Copy out every line of the data exactly.

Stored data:
——

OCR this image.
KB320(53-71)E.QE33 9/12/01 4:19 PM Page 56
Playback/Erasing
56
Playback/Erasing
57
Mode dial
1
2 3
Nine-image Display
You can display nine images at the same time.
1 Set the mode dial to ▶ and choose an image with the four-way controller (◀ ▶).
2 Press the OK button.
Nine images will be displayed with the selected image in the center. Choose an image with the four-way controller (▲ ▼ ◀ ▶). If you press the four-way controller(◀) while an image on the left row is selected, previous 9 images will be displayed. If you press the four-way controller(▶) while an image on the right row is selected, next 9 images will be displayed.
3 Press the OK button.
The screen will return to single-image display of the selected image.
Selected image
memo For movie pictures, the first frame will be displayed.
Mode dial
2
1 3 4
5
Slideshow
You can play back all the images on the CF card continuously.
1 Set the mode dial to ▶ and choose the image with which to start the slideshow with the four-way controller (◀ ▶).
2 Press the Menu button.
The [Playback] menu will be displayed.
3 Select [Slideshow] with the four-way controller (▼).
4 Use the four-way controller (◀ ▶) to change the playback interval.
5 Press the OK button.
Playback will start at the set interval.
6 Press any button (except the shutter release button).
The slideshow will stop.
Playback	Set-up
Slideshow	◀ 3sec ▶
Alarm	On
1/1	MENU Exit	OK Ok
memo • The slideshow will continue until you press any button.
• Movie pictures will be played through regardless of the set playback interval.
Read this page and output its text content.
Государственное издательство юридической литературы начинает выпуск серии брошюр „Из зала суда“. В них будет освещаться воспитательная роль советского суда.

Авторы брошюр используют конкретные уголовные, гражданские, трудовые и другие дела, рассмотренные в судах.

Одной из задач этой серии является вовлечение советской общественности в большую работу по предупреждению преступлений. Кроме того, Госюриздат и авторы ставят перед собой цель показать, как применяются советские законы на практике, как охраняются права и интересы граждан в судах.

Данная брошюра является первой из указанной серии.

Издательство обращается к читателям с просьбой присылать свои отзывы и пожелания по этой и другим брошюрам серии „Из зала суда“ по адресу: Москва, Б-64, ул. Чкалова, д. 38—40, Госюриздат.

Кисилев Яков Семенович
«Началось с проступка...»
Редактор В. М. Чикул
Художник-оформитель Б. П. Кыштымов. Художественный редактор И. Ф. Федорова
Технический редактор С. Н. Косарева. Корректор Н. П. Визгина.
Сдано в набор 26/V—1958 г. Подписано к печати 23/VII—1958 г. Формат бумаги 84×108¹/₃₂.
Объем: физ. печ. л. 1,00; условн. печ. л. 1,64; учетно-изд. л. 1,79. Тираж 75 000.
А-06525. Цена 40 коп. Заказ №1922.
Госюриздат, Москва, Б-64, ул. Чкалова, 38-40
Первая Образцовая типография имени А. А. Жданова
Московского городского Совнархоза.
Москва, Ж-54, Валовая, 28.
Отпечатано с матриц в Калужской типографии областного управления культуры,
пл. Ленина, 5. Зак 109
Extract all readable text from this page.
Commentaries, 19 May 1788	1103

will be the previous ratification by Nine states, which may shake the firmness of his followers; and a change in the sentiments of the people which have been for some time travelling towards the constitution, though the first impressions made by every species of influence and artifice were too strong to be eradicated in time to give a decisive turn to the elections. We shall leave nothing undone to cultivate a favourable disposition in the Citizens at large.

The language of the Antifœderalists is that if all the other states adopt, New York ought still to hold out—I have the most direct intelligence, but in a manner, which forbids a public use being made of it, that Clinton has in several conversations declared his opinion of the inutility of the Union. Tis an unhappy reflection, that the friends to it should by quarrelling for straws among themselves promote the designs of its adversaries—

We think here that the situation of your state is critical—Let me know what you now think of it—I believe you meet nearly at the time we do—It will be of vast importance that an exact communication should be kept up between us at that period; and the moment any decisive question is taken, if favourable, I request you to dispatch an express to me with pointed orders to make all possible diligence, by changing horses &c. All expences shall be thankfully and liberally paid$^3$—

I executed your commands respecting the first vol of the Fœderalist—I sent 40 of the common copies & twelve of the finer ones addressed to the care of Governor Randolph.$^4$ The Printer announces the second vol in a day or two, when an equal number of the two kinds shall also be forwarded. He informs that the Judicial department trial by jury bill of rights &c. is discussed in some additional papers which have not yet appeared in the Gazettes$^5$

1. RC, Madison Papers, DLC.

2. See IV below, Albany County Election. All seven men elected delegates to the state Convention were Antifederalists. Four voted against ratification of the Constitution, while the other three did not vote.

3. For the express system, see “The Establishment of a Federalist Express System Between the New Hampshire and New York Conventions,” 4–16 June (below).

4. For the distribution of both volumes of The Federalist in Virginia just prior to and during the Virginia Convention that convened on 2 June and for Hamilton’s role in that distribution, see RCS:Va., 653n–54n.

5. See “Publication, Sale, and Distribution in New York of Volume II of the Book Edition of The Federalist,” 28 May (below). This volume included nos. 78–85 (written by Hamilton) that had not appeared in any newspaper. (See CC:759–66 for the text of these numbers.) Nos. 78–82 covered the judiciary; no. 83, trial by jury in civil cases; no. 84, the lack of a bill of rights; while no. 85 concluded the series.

——

Response for this exercise:
OCR this image.
KB320(53-71)E.QE33 9/12/01 4:19 PM Page 56
Playback/Erasing
56
Playback/Erasing
57
Mode dial
1
2 3
Nine-image Display
You can display nine images at the same time.
1 Set the mode dial to ▶ and choose an image with the four-way controller (◀ ▶).
2 Press the OK button.
Nine images will be displayed with the selected image in the center. Choose an image with the four-way controller (▲ ▼ ◀ ▶). If you press the four-way controller(◀) while an image on the left row is selected, previous 9 images will be displayed. If you press the four-way controller(▶) while an image on the right row is selected, next 9 images will be displayed.
3 Press the OK button.
The screen will return to single-image display of the selected image.
Selected image
memo For movie pictures, the first frame will be displayed.
Mode dial
2
1 3 4
5
Slideshow
You can play back all the images on the CF card continuously.
1 Set the mode dial to ▶ and choose the image with which to start the slideshow with the four-way controller (◀ ▶).
2 Press the Menu button.
The [Playback] menu will be displayed.
3 Select [Slideshow] with the four-way controller (▼).
4 Use the four-way controller (◀ ▶) to change the playback interval.
5 Press the OK button.
Playback will start at the set interval.
6 Press any button (except the shutter release button).
The slideshow will stop.
Playback	Set-up
Slideshow	◀ 3sec ▶
Alarm	On
1/1	MENU Exit	OK Ok
memo • The slideshow will continue until you press any button.
• Movie pictures will be played through regardless of the set playback interval.
Read this page and output its text content.
Государственное издательство юридической литературы начинает выпуск серии брошюр „Из зала суда“. В них будет освещаться воспитательная роль советского суда.

Авторы брошюр используют конкретные уголовные, гражданские, трудовые и другие дела, рассмотренные в судах.

Одной из задач этой серии является вовлечение советской общественности в большую работу по предупреждению преступлений. Кроме того, Госюриздат и авторы ставят перед собой цель показать, как применяются советские законы на практике, как охраняются права и интересы граждан в судах.

Данная брошюра является первой из указанной серии.

Издательство обращается к читателям с просьбой присылать свои отзывы и пожелания по этой и другим брошюрам серии „Из зала суда“ по адресу: Москва, Б-64, ул. Чкалова, д. 38—40, Госюриздат.

Кисилев Яков Семенович
«Началось с проступка...»
Редактор В. М. Чикул
Художник-оформитель Б. П. Кыштымов. Художественный редактор И. Ф. Федорова
Технический редактор С. Н. Косарева. Корректор Н. П. Визгина.
Сдано в набор 26/V—1958 г. Подписано к печати 23/VII—1958 г. Формат бумаги 84×108¹/₃₂.
Объем: физ. печ. л. 1,00; условн. печ. л. 1,64; учетно-изд. л. 1,79. Тираж 75 000.
А-06525. Цена 40 коп. Заказ №1922.
Госюриздат, Москва, Б-64, ул. Чкалова, 38-40
Первая Образцовая типография имени А. А. Жданова
Московского городского Совнархоза.
Москва, Ж-54, Валовая, 28.
Отпечатано с матриц в Калужской типографии областного управления культуры,
пл. Ленина, 5. Зак 109
Extract all readable text from this page.
Commentaries, 19 May 1788	1103

will be the previous ratification by Nine states, which may shake the firmness of his followers; and a change in the sentiments of the people which have been for some time travelling towards the constitution, though the first impressions made by every species of influence and artifice were too strong to be eradicated in time to give a decisive turn to the elections. We shall leave nothing undone to cultivate a favourable disposition in the Citizens at large.

The language of the Antifœderalists is that if all the other states adopt, New York ought still to hold out—I have the most direct intelligence, but in a manner, which forbids a public use being made of it, that Clinton has in several conversations declared his opinion of the inutility of the Union. Tis an unhappy reflection, that the friends to it should by quarrelling for straws among themselves promote the designs of its adversaries—

We think here that the situation of your state is critical—Let me know what you now think of it—I believe you meet nearly at the time we do—It will be of vast importance that an exact communication should be kept up between us at that period; and the moment any decisive question is taken, if favourable, I request you to dispatch an express to me with pointed orders to make all possible diligence, by changing horses &c. All expences shall be thankfully and liberally paid$^3$—

I executed your commands respecting the first vol of the Fœderalist—I sent 40 of the common copies & twelve of the finer ones addressed to the care of Governor Randolph.$^4$ The Printer announces the second vol in a day or two, when an equal number of the two kinds shall also be forwarded. He informs that the Judicial department trial by jury bill of rights &c. is discussed in some additional papers which have not yet appeared in the Gazettes$^5$

1. RC, Madison Papers, DLC.

2. See IV below, Albany County Election. All seven men elected delegates to the state Convention were Antifederalists. Four voted against ratification of the Constitution, while the other three did not vote.

3. For the express system, see “The Establishment of a Federalist Express System Between the New Hampshire and New York Conventions,” 4–16 June (below).

4. For the distribution of both volumes of The Federalist in Virginia just prior to and during the Virginia Convention that convened on 2 June and for Hamilton’s role in that distribution, see RCS:Va., 653n–54n.

5. See “Publication, Sale, and Distribution in New York of Volume II of the Book Edition of The Federalist,” 28 May (below). This volume included nos. 78–85 (written by Hamilton) that had not appeared in any newspaper. (See CC:759–66 for the text of these numbers.) Nos. 78–82 covered the judiciary; no. 83, trial by jury in civil cases; no. 84, the lack of a bill of rights; while no. 85 concluded the series.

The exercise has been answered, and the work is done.